**Written task**
Below are records to be output exactly, every one of them.

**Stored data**
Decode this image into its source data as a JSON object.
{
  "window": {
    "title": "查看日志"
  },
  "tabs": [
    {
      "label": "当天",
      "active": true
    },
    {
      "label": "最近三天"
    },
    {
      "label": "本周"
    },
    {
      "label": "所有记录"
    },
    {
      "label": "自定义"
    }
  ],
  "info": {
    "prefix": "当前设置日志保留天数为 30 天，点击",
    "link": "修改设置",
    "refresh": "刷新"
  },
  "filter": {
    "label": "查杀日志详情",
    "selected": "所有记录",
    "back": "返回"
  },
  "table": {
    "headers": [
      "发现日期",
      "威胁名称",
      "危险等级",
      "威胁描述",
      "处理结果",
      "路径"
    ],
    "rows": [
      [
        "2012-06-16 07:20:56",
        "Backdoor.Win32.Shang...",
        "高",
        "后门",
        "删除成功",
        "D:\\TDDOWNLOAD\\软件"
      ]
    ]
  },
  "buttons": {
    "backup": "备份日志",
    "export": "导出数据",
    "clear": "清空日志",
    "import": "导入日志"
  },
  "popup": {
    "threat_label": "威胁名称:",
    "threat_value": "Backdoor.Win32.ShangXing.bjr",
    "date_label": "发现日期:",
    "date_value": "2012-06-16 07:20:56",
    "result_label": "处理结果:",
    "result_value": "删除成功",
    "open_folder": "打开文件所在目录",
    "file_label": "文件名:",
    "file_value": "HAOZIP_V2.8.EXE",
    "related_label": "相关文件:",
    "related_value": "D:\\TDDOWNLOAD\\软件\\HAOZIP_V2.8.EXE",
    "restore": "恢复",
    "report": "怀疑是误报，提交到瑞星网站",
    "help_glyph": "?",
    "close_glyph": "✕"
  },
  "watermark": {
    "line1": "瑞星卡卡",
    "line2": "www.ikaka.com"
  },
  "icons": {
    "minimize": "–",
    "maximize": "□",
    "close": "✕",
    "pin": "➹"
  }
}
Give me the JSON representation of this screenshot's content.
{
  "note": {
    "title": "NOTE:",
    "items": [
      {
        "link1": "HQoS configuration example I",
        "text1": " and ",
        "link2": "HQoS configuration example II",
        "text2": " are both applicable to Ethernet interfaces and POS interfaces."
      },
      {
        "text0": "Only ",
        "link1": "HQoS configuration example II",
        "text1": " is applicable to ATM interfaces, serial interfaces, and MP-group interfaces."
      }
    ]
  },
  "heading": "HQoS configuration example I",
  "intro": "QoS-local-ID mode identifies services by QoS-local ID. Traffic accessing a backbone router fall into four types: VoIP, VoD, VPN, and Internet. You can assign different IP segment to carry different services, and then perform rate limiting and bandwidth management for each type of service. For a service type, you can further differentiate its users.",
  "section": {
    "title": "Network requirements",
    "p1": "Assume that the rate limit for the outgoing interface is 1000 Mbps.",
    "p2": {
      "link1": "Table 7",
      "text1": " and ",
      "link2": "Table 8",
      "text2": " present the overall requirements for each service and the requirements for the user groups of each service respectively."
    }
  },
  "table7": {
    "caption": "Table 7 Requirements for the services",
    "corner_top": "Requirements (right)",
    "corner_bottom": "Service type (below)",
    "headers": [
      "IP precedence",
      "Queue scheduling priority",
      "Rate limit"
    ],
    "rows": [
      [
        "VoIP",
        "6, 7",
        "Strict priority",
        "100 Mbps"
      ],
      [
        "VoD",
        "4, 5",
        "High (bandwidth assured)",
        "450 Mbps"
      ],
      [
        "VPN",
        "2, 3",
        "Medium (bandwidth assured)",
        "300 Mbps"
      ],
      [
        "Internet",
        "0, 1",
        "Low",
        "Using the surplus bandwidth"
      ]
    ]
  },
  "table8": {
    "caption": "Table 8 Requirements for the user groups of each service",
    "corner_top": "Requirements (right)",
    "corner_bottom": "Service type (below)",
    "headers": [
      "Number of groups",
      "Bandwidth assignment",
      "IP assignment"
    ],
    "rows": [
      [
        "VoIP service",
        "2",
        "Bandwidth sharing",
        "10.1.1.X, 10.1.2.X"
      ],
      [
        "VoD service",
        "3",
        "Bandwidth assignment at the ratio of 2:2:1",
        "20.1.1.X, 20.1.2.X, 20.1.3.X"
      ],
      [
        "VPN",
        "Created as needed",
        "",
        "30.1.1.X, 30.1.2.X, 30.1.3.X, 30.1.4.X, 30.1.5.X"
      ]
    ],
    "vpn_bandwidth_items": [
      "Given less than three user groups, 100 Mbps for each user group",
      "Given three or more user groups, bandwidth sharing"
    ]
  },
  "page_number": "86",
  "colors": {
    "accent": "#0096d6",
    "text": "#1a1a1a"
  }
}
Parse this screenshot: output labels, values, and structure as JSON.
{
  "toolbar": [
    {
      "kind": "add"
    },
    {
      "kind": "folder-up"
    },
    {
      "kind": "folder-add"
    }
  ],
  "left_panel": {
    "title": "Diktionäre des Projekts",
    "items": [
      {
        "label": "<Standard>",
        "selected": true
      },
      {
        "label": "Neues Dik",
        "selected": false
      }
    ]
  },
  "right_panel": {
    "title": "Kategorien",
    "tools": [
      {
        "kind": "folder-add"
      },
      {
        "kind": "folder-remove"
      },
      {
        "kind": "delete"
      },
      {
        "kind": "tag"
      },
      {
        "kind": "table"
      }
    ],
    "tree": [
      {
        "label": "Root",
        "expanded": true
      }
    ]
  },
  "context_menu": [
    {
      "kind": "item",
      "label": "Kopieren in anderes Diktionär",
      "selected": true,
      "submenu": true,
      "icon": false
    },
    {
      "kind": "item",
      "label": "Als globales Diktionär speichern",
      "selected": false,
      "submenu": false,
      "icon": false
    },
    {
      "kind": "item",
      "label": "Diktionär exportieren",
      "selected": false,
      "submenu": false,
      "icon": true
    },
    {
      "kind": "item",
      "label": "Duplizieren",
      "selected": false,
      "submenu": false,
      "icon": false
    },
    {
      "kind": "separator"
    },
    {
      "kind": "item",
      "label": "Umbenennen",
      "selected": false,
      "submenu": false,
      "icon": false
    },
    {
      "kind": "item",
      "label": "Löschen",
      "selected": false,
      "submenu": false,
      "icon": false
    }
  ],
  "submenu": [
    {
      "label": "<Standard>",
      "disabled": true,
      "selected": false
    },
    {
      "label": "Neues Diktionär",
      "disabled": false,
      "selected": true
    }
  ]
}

**Answer below**
Decode this image into its source data as a JSON object.
{
  "window": {
    "title": "查看日志"
  },
  "tabs": [
    {
      "label": "当天",
      "active": true
    },
    {
      "label": "最近三天"
    },
    {
      "label": "本周"
    },
    {
      "label": "所有记录"
    },
    {
      "label": "自定义"
    }
  ],
  "info": {
    "prefix": "当前设置日志保留天数为 30 天，点击",
    "link": "修改设置",
    "refresh": "刷新"
  },
  "filter": {
    "label": "查杀日志详情",
    "selected": "所有记录",
    "back": "返回"
  },
  "table": {
    "headers": [
      "发现日期",
      "威胁名称",
      "危险等级",
      "威胁描述",
      "处理结果",
      "路径"
    ],
    "rows": [
      [
        "2012-06-16 07:20:56",
        "Backdoor.Win32.Shang...",
        "高",
        "后门",
        "删除成功",
        "D:\\TDDOWNLOAD\\软件"
      ]
    ]
  },
  "buttons": {
    "backup": "备份日志",
    "export": "导出数据",
    "clear": "清空日志",
    "import": "导入日志"
  },
  "popup": {
    "threat_label": "威胁名称:",
    "threat_value": "Backdoor.Win32.ShangXing.bjr",
    "date_label": "发现日期:",
    "date_value": "2012-06-16 07:20:56",
    "result_label": "处理结果:",
    "result_value": "删除成功",
    "open_folder": "打开文件所在目录",
    "file_label": "文件名:",
    "file_value": "HAOZIP_V2.8.EXE",
    "related_label": "相关文件:",
    "related_value": "D:\\TDDOWNLOAD\\软件\\HAOZIP_V2.8.EXE",
    "restore": "恢复",
    "report": "怀疑是误报，提交到瑞星网站",
    "help_glyph": "?",
    "close_glyph": "✕"
  },
  "watermark": {
    "line1": "瑞星卡卡",
    "line2": "www.ikaka.com"
  },
  "icons": {
    "minimize": "–",
    "maximize": "□",
    "close": "✕",
    "pin": "➹"
  }
}
Give me the JSON representation of this screenshot's content.
{
  "note": {
    "title": "NOTE:",
    "items": [
      {
        "link1": "HQoS configuration example I",
        "text1": " and ",
        "link2": "HQoS configuration example II",
        "text2": " are both applicable to Ethernet interfaces and POS interfaces."
      },
      {
        "text0": "Only ",
        "link1": "HQoS configuration example II",
        "text1": " is applicable to ATM interfaces, serial interfaces, and MP-group interfaces."
      }
    ]
  },
  "heading": "HQoS configuration example I",
  "intro": "QoS-local-ID mode identifies services by QoS-local ID. Traffic accessing a backbone router fall into four types: VoIP, VoD, VPN, and Internet. You can assign different IP segment to carry different services, and then perform rate limiting and bandwidth management for each type of service. For a service type, you can further differentiate its users.",
  "section": {
    "title": "Network requirements",
    "p1": "Assume that the rate limit for the outgoing interface is 1000 Mbps.",
    "p2": {
      "link1": "Table 7",
      "text1": " and ",
      "link2": "Table 8",
      "text2": " present the overall requirements for each service and the requirements for the user groups of each service respectively."
    }
  },
  "table7": {
    "caption": "Table 7 Requirements for the services",
    "corner_top": "Requirements (right)",
    "corner_bottom": "Service type (below)",
    "headers": [
      "IP precedence",
      "Queue scheduling priority",
      "Rate limit"
    ],
    "rows": [
      [
        "VoIP",
        "6, 7",
        "Strict priority",
        "100 Mbps"
      ],
      [
        "VoD",
        "4, 5",
        "High (bandwidth assured)",
        "450 Mbps"
      ],
      [
        "VPN",
        "2, 3",
        "Medium (bandwidth assured)",
        "300 Mbps"
      ],
      [
        "Internet",
        "0, 1",
        "Low",
        "Using the surplus bandwidth"
      ]
    ]
  },
  "table8": {
    "caption": "Table 8 Requirements for the user groups of each service",
    "corner_top": "Requirements (right)",
    "corner_bottom": "Service type (below)",
    "headers": [
      "Number of groups",
      "Bandwidth assignment",
      "IP assignment"
    ],
    "rows": [
      [
        "VoIP service",
        "2",
        "Bandwidth sharing",
        "10.1.1.X, 10.1.2.X"
      ],
      [
        "VoD service",
        "3",
        "Bandwidth assignment at the ratio of 2:2:1",
        "20.1.1.X, 20.1.2.X, 20.1.3.X"
      ],
      [
        "VPN",
        "Created as needed",
        "",
        "30.1.1.X, 30.1.2.X, 30.1.3.X, 30.1.4.X, 30.1.5.X"
      ]
    ],
    "vpn_bandwidth_items": [
      "Given less than three user groups, 100 Mbps for each user group",
      "Given three or more user groups, bandwidth sharing"
    ]
  },
  "page_number": "86",
  "colors": {
    "accent": "#0096d6",
    "text": "#1a1a1a"
  }
}
Parse this screenshot: output labels, values, and structure as JSON.
{
  "toolbar": [
    {
      "kind": "add"
    },
    {
      "kind": "folder-up"
    },
    {
      "kind": "folder-add"
    }
  ],
  "left_panel": {
    "title": "Diktionäre des Projekts",
    "items": [
      {
        "label": "<Standard>",
        "selected": true
      },
      {
        "label": "Neues Dik",
        "selected": false
      }
    ]
  },
  "right_panel": {
    "title": "Kategorien",
    "tools": [
      {
        "kind": "folder-add"
      },
      {
        "kind": "folder-remove"
      },
      {
        "kind": "delete"
      },
      {
        "kind": "tag"
      },
      {
        "kind": "table"
      }
    ],
    "tree": [
      {
        "label": "Root",
        "expanded": true
      }
    ]
  },
  "context_menu": [
    {
      "kind": "item",
      "label": "Kopieren in anderes Diktionär",
      "selected": true,
      "submenu": true,
      "icon": false
    },
    {
      "kind": "item",
      "label": "Als globales Diktionär speichern",
      "selected": false,
      "submenu": false,
      "icon": false
    },
    {
      "kind": "item",
      "label": "Diktionär exportieren",
      "selected": false,
      "submenu": false,
      "icon": true
    },
    {
      "kind": "item",
      "label": "Duplizieren",
      "selected": false,
      "submenu": false,
      "icon": false
    },
    {
      "kind": "separator"
    },
    {
      "kind": "item",
      "label": "Umbenennen",
      "selected": false,
      "submenu": false,
      "icon": false
    },
    {
      "kind": "item",
      "label": "Löschen",
      "selected": false,
      "submenu": false,
      "icon": false
    }
  ],
  "submenu": [
    {
      "label": "<Standard>",
      "disabled": true,
      "selected": false
    },
    {
      "label": "Neues Diktionär",
      "disabled": false,
      "selected": true
    }
  ]
}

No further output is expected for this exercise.